**RECORDS FOR THIS TASK:**
+ + + +

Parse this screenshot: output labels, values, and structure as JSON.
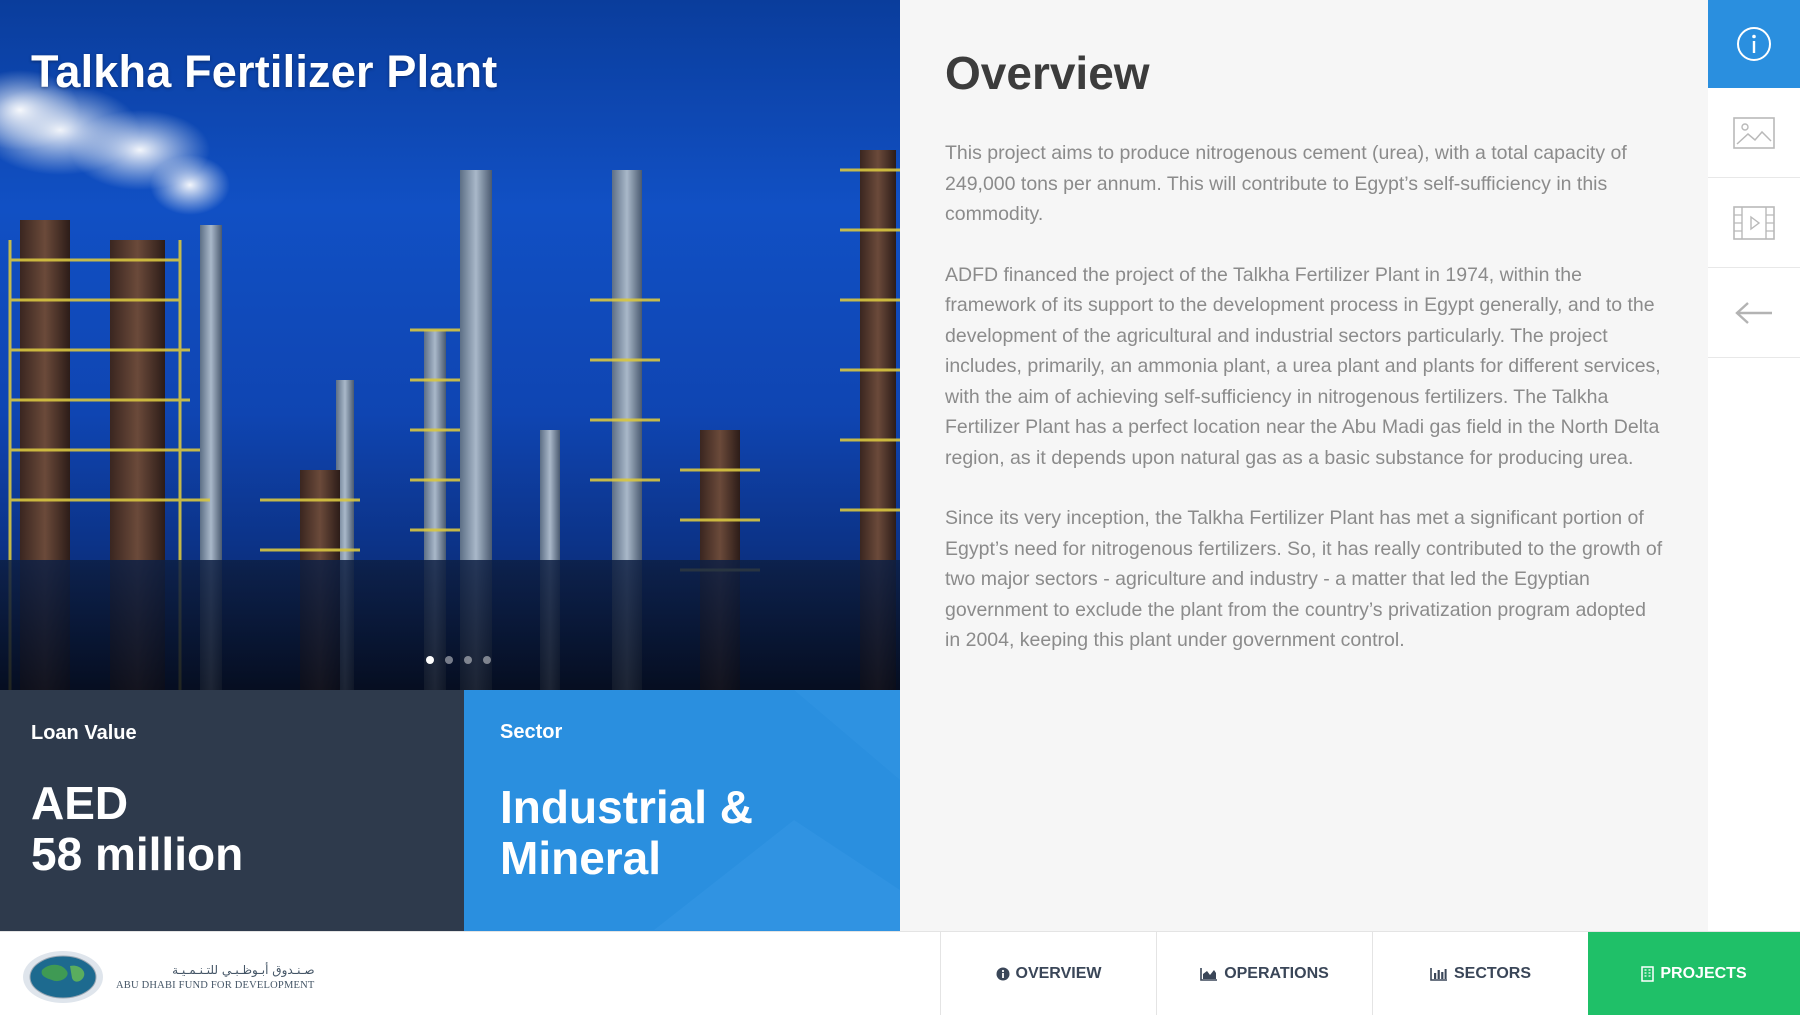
{
  "project": {
    "title": "Talkha Fertilizer Plant"
  },
  "carousel": {
    "slides": 4,
    "active_index": 0
  },
  "loan": {
    "label": "Loan Value",
    "value_line1": "AED",
    "value_line2": "58 million"
  },
  "sector": {
    "label": "Sector",
    "value_line1": "Industrial &",
    "value_line2": "Mineral"
  },
  "overview": {
    "title": "Overview",
    "paragraphs": [
      "This project aims to produce nitrogenous cement (urea), with a total capacity of 249,000 tons per annum. This will contribute to Egypt’s self-sufficiency in this commodity.",
      "ADFD financed the project of the Talkha Fertilizer Plant in 1974, within the framework of its support to the development process in Egypt generally, and to the development of the agricultural and industrial sectors particularly. The project includes, primarily, an ammonia plant, a urea plant and plants for different services, with the aim of achieving self-sufficiency in nitrogenous fertilizers. The Talkha Fertilizer Plant has a perfect location near the Abu Madi gas field in the North Delta region, as it depends upon natural gas as a basic substance for producing urea.",
      "Since its very inception, the Talkha Fertilizer Plant has met a significant portion of Egypt’s need for nitrogenous fertilizers. So, it has really contributed to the growth of two major sectors - agriculture and industry - a matter that led the Egyptian government to exclude the plant from the country’s privatization program adopted in 2004, keeping this plant under government control."
    ]
  },
  "sidebar": {
    "buttons": [
      {
        "icon": "info-icon",
        "active": true
      },
      {
        "icon": "image-icon",
        "active": false
      },
      {
        "icon": "video-icon",
        "active": false
      },
      {
        "icon": "back-arrow-icon",
        "active": false
      }
    ]
  },
  "logo": {
    "arabic": "صـنـدوق أبـوظـبـي للتـنـمـيـة",
    "english": "ABU DHABI FUND FOR DEVELOPMENT"
  },
  "nav": {
    "overview": "OVERVIEW",
    "operations": "OPERATIONS",
    "sectors": "SECTORS",
    "projects": "PROJECTS",
    "active": "projects"
  },
  "colors": {
    "accent_blue": "#2a8fdf",
    "dark_tile": "#2e3a4c",
    "active_green": "#1fc068",
    "body_text": "#8b8b8b"
  }
}
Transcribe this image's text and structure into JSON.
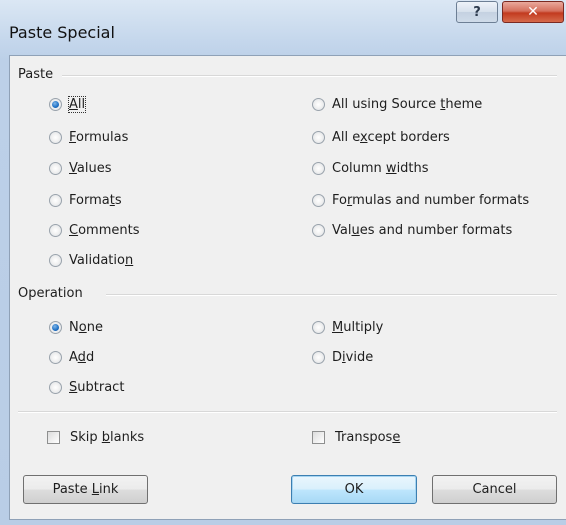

+ + + +

Look through the listing and extract every line with "title" in it.

    "title": "Talkha Fertilizer Plant"
    "title": "Overview",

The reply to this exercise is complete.